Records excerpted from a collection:
━━━━━━

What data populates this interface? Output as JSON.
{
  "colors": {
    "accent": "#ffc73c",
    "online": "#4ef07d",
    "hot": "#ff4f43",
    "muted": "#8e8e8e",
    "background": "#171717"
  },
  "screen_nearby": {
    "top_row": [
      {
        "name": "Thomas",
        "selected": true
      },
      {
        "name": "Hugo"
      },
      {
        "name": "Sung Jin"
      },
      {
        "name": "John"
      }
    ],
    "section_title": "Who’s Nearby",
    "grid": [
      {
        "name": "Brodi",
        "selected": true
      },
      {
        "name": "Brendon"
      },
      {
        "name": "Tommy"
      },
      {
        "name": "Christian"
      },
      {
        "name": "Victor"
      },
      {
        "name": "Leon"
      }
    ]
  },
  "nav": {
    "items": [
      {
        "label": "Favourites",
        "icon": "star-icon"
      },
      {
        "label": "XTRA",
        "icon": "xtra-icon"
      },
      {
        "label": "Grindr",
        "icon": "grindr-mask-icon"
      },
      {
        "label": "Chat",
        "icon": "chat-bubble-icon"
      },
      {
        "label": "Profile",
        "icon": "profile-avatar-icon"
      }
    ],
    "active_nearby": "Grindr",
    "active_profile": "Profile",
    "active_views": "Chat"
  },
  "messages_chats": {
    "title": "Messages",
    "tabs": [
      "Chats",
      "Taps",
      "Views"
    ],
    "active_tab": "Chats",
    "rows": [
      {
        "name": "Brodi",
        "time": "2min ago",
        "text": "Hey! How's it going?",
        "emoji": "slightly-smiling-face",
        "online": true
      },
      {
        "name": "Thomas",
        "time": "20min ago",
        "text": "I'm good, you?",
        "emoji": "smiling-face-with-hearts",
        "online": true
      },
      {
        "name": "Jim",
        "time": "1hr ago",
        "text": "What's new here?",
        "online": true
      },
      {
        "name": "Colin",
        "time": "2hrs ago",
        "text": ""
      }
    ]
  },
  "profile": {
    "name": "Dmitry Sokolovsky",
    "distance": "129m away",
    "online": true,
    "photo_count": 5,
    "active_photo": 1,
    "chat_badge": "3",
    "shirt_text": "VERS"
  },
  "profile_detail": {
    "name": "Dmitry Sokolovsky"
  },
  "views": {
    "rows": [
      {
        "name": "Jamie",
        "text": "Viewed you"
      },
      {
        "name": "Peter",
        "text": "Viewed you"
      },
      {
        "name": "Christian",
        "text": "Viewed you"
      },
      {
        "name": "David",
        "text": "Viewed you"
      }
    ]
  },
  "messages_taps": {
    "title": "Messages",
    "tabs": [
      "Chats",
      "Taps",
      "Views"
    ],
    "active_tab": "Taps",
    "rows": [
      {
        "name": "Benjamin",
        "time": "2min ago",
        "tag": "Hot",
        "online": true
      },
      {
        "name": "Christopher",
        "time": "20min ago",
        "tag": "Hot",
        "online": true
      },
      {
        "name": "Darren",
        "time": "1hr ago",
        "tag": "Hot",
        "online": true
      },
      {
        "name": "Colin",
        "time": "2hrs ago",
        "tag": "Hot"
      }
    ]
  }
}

━━━━━━

#### [The task]
Look through the entries and return every line where "smiling" appears.

#### [Exercise answer]
        "emoji": "slightly-smiling-face",
        "emoji": "smiling-face-with-hearts",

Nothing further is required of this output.